** begin Dataset records **
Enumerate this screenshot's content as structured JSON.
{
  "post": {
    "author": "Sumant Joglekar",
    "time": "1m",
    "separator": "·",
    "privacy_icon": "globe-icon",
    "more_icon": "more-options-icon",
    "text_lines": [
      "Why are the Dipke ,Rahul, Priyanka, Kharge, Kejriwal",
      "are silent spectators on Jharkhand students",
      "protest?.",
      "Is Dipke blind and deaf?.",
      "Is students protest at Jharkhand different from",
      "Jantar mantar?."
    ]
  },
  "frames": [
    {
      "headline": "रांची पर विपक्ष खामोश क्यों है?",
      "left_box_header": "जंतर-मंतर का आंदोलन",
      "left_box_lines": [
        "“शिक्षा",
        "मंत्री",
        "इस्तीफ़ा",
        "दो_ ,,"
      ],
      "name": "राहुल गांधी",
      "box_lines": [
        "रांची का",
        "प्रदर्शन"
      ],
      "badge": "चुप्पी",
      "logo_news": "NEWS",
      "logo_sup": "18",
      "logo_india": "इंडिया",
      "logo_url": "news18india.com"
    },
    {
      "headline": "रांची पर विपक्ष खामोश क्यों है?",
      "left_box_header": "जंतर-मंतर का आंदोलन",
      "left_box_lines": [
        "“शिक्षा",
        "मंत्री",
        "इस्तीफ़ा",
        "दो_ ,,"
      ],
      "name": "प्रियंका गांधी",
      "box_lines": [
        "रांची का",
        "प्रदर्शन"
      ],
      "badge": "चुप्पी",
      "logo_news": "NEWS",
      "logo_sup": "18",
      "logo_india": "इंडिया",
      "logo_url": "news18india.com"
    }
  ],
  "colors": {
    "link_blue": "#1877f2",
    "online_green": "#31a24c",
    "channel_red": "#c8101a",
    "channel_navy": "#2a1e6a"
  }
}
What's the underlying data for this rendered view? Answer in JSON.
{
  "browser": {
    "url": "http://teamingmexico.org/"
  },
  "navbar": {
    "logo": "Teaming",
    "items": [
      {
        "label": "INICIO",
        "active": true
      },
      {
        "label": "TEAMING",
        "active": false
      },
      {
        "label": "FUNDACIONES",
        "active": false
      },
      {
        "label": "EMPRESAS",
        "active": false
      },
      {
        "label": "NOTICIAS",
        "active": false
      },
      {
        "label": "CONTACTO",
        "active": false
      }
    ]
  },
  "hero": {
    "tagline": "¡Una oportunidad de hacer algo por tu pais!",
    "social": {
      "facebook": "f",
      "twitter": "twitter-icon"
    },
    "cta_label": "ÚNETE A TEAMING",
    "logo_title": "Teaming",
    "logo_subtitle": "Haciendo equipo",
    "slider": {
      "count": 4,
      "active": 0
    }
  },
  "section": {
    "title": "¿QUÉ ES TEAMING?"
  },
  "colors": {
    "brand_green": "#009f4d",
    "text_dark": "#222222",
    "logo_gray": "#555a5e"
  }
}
** end Dataset records **
**Problem**
Copy the material above, line for line.

**Exercise answer**
Enumerate this screenshot's content as structured JSON.
{
  "post": {
    "author": "Sumant Joglekar",
    "time": "1m",
    "separator": "·",
    "privacy_icon": "globe-icon",
    "more_icon": "more-options-icon",
    "text_lines": [
      "Why are the Dipke ,Rahul, Priyanka, Kharge, Kejriwal",
      "are silent spectators on Jharkhand students",
      "protest?.",
      "Is Dipke blind and deaf?.",
      "Is students protest at Jharkhand different from",
      "Jantar mantar?."
    ]
  },
  "frames": [
    {
      "headline": "रांची पर विपक्ष खामोश क्यों है?",
      "left_box_header": "जंतर-मंतर का आंदोलन",
      "left_box_lines": [
        "“शिक्षा",
        "मंत्री",
        "इस्तीफ़ा",
        "दो_ ,,"
      ],
      "name": "राहुल गांधी",
      "box_lines": [
        "रांची का",
        "प्रदर्शन"
      ],
      "badge": "चुप्पी",
      "logo_news": "NEWS",
      "logo_sup": "18",
      "logo_india": "इंडिया",
      "logo_url": "news18india.com"
    },
    {
      "headline": "रांची पर विपक्ष खामोश क्यों है?",
      "left_box_header": "जंतर-मंतर का आंदोलन",
      "left_box_lines": [
        "“शिक्षा",
        "मंत्री",
        "इस्तीफ़ा",
        "दो_ ,,"
      ],
      "name": "प्रियंका गांधी",
      "box_lines": [
        "रांची का",
        "प्रदर्शन"
      ],
      "badge": "चुप्पी",
      "logo_news": "NEWS",
      "logo_sup": "18",
      "logo_india": "इंडिया",
      "logo_url": "news18india.com"
    }
  ],
  "colors": {
    "link_blue": "#1877f2",
    "online_green": "#31a24c",
    "channel_red": "#c8101a",
    "channel_navy": "#2a1e6a"
  }
}
What's the underlying data for this rendered view? Answer in JSON.
{
  "browser": {
    "url": "http://teamingmexico.org/"
  },
  "navbar": {
    "logo": "Teaming",
    "items": [
      {
        "label": "INICIO",
        "active": true
      },
      {
        "label": "TEAMING",
        "active": false
      },
      {
        "label": "FUNDACIONES",
        "active": false
      },
      {
        "label": "EMPRESAS",
        "active": false
      },
      {
        "label": "NOTICIAS",
        "active": false
      },
      {
        "label": "CONTACTO",
        "active": false
      }
    ]
  },
  "hero": {
    "tagline": "¡Una oportunidad de hacer algo por tu pais!",
    "social": {
      "facebook": "f",
      "twitter": "twitter-icon"
    },
    "cta_label": "ÚNETE A TEAMING",
    "logo_title": "Teaming",
    "logo_subtitle": "Haciendo equipo",
    "slider": {
      "count": 4,
      "active": 0
    }
  },
  "section": {
    "title": "¿QUÉ ES TEAMING?"
  },
  "colors": {
    "brand_green": "#009f4d",
    "text_dark": "#222222",
    "logo_gray": "#555a5e"
  }
}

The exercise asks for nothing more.